YOUR GOAL - Count the lines below that contain the word "tình", and give only that number.

RECORDS FOR THE TASK -
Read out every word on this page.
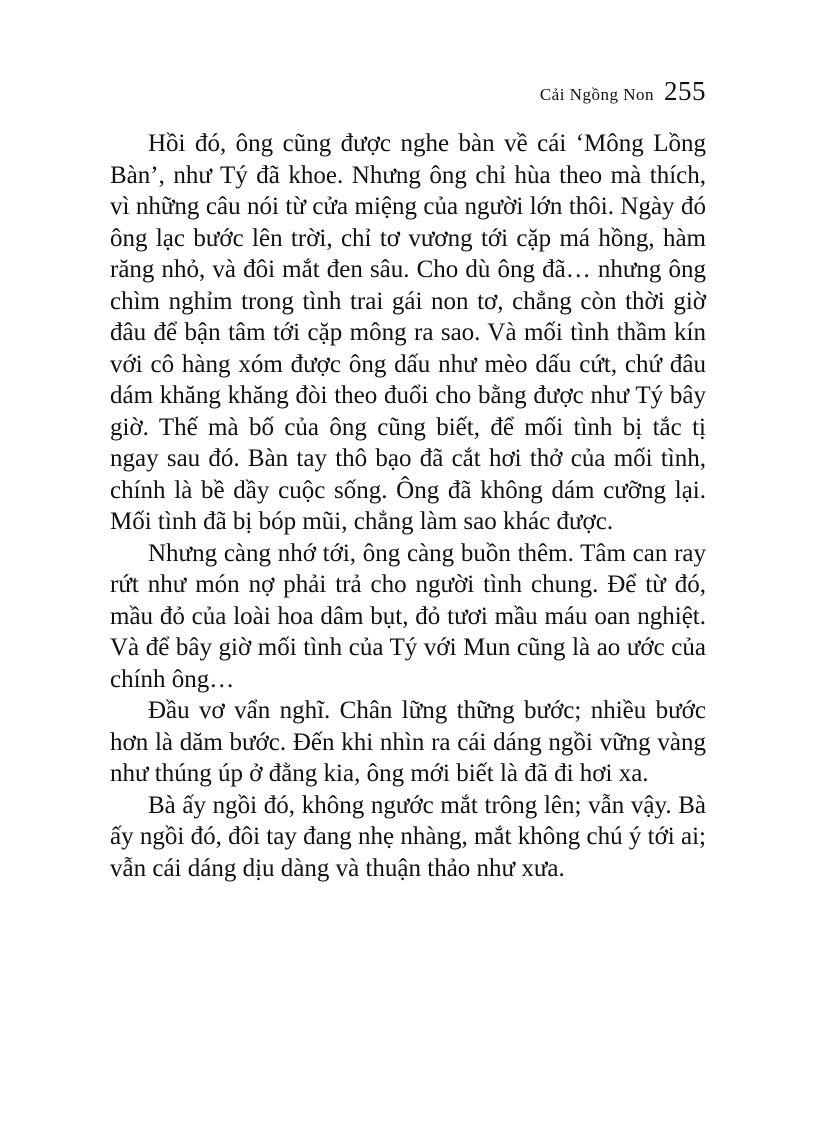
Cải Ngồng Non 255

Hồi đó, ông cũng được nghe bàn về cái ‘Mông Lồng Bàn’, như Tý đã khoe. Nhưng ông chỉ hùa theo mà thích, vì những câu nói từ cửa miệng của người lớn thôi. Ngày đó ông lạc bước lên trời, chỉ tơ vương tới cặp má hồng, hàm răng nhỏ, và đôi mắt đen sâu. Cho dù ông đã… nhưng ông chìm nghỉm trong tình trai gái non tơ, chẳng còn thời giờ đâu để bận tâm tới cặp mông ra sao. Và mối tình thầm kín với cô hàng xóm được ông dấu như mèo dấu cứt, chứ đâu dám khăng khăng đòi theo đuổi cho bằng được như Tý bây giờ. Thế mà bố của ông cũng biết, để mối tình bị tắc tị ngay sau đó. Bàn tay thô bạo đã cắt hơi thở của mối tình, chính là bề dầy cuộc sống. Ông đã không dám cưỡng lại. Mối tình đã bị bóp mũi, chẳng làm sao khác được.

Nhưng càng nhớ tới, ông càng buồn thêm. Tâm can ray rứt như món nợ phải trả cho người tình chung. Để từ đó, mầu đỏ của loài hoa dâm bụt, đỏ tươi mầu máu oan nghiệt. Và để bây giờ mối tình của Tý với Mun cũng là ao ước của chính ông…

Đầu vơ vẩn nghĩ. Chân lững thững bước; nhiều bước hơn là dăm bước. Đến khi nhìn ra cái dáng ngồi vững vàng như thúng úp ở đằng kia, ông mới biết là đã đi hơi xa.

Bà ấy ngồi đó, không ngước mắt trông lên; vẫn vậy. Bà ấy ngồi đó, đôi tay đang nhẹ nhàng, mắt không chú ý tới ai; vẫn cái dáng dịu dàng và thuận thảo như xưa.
* * *
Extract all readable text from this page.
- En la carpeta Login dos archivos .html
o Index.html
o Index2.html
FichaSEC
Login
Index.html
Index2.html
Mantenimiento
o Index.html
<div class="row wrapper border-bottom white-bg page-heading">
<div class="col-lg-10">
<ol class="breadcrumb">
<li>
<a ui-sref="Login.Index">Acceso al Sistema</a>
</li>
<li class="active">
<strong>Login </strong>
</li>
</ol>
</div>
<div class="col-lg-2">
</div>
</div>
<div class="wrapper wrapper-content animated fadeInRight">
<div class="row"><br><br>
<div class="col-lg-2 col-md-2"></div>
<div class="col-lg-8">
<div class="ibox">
--
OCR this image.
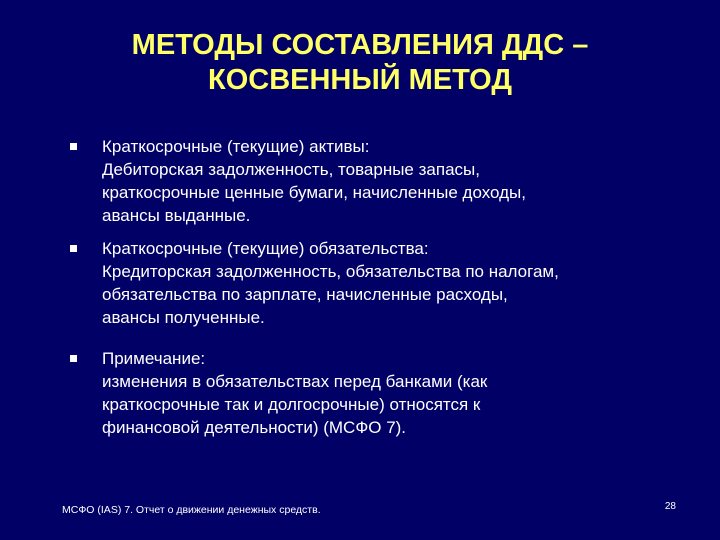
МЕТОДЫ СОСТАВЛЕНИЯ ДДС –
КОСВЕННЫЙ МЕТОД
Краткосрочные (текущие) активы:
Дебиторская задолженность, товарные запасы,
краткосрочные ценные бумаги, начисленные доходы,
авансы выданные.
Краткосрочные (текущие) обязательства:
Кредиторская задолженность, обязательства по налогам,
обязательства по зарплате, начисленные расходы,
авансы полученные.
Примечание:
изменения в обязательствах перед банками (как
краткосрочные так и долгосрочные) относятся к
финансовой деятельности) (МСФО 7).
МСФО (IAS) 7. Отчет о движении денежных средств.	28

TASK RESPONSE - 2